> PASSAGE SHOWN:
Most "autonomous coding agents" need you to sit and watch them. They drift off-task after a few minutes. They overwrite files they shouldn't. They produce changes you can't audit.
We built Nightshift to solve this. It's an open-source Python orchestrator that runs AI agents overnight — unattended, for hours — with real enforcement, not prompt discipline. You go to sleep. It works. You wake up to a reviewed worktree, a shift log, and a machine-readable record of what it actually did.
935 tests. 80 PRs merged. 28 modules. MIT license. Available on GitHub now.
The Problem with Autonomous Agents
The current generation of AI coding tools — Claude Code, Codex, Cursor — are powerful in interactive mode. You ask, they deliver. But leave them running autonomously and things break down fast.
The failure modes are predictable:
- Tunnel vision. The agent fixates on one file or one pattern, producing 40 commits that all touch the same module.
- No guardrails. It modifies lockfiles, deletes files it shouldn't, or drifts into infrastructure code.
- No audit trail. You come back to a diff with no context on why changes were made or what was verified.
- No verification. The agent "fixes" code that doesn't build anymore.
These aren't model limitations. They're orchestration failures. The models are capable — but they need a control plane that enforces policy, tracks state, and knows when to stop.
Two Loops, One Daemon
Nightshift ships with two autonomous loops and a unified daemon that coordinates them.
Loop 1: Hardening. The agent reads your repo's instructions and shift log, picks a discovery strategy (security, error resilience, test coverage, accessibility, code hygiene, performance, or production polish), and finds issues. Small fixes get committed. Larger issues get logged for human review. After each fix, the runner executes your verification command — pnpm build, cargo check, pytest, whatever your repo uses. Failed verification reverts the cycle.
Loop 2: Feature Builder. Give it a natural-language feature description and it profiles your repo, decomposes the work into buildable waves, coordinates sub-agents, and maintains build state. You can pause, check status, and resume. The full CLI surface:
python3 -m nightshift plan "add rate limiting to the API"

> TASKS TO CARRY OUT:
a - In the Nightshift announcement, what happens to a cycle when verification fails?
b - Please carry on the Nightshift announcement, starting after its last line.
None of the entries is needed.

> STUDY MATERIAL:

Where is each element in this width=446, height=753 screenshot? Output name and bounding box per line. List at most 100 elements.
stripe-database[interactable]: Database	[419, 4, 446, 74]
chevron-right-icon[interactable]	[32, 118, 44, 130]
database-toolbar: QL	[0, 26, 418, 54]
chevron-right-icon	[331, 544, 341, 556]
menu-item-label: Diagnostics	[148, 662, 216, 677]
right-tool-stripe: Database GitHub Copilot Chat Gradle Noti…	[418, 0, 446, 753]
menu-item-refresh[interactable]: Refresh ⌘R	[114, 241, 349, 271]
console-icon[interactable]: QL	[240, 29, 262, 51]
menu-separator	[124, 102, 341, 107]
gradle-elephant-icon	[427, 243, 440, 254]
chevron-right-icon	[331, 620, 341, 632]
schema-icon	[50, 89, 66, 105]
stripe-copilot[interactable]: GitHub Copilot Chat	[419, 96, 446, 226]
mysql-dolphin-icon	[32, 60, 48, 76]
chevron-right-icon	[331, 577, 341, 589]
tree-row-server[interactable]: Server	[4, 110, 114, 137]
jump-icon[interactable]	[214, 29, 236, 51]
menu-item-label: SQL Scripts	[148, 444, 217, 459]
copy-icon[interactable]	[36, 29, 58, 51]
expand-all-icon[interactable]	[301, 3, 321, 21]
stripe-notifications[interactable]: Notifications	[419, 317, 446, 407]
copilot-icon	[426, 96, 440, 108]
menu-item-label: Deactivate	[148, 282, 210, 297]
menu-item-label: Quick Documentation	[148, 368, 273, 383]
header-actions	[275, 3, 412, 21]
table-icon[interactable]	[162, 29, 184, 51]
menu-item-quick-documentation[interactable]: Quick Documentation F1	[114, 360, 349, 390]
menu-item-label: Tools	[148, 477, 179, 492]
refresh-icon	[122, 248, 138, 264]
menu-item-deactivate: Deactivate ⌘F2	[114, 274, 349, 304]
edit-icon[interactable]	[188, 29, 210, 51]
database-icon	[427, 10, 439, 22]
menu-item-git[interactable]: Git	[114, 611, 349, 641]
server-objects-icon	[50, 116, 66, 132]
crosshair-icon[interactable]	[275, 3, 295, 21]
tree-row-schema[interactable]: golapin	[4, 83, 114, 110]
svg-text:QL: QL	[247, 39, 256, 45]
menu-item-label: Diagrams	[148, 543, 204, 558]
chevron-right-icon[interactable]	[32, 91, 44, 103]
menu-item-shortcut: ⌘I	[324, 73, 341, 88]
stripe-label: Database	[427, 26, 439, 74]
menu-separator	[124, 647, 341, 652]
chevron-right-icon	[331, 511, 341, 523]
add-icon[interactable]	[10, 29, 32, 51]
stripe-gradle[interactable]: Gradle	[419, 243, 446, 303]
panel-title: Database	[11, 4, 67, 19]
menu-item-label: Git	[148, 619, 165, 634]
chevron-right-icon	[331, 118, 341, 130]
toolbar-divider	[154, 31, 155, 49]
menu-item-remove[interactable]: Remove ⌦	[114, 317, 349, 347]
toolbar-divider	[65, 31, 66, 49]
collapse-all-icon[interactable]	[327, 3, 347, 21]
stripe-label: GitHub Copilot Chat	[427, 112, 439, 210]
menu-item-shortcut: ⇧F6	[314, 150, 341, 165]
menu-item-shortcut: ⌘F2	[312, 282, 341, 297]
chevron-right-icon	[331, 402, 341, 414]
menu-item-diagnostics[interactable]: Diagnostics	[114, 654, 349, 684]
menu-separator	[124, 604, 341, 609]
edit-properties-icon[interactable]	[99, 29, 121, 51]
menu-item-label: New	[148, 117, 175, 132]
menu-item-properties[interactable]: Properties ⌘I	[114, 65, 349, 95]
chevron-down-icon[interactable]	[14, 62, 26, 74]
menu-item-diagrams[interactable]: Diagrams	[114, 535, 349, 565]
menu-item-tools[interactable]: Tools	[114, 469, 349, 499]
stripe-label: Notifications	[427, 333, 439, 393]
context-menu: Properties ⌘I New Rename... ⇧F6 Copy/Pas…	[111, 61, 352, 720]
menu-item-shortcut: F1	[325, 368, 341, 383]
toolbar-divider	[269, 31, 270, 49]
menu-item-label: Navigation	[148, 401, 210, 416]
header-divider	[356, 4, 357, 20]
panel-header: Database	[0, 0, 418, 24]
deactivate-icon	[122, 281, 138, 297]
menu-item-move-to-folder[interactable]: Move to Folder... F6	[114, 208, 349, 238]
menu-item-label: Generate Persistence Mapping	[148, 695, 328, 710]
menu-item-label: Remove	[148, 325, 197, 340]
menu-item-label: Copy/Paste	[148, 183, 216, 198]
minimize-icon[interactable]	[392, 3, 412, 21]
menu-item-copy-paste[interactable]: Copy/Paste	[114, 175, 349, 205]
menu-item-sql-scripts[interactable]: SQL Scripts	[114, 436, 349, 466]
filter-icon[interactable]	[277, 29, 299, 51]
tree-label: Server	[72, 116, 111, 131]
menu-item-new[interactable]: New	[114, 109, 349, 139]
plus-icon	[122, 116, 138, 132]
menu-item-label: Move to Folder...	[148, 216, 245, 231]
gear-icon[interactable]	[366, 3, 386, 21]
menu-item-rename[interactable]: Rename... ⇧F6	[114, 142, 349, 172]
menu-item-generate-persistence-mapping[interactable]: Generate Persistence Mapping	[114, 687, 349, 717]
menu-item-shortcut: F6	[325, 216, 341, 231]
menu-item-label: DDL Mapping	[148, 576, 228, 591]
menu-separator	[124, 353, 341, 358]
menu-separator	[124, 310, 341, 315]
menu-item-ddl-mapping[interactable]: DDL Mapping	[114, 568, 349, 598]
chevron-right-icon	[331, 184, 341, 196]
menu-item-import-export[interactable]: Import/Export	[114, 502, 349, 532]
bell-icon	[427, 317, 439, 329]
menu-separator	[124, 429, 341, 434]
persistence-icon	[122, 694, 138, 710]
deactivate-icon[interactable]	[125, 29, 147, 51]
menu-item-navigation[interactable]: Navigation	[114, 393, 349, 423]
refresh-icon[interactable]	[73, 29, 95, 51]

> ANSWERS TO THE TASKS:
a - Failed verification reverts the cycle.

b -
python3 -m nightshift build "add rate limiting to the API" --yes
python3 -m nightshift build --status
python3 -m nightshift build --resumeBoth loops run through the same runner, same verification gates, and same policy enforcement. The only difference is what the agent is doing.
Real Enforcement, Not Prompt Discipline
The original version of Nightshift relied on prompts to keep the agent in line. It worked sometimes. The current version has a Python orchestrator with typed configs, verification gates, cycle state tracking, and halt conditions.
Seven verification stages run after every cycle:
- Commit + shift log update included? No commit, no credit.
- Touched blocked files or lockfiles? Instant rejection.
- Repo verification command pass?
pnpm build,cargo check— whatever you configure. - Deleted files? Zero tolerance.
- Balanced across categories and paths? Anti-tunnel-vision steering.
- Exploring different codebase areas? Breadth enforcement.
- Prompt or control-file modifications? Flagged explicitly.
Failures revert or halt the shift. The runner enforces policy — the agent provides intelligence.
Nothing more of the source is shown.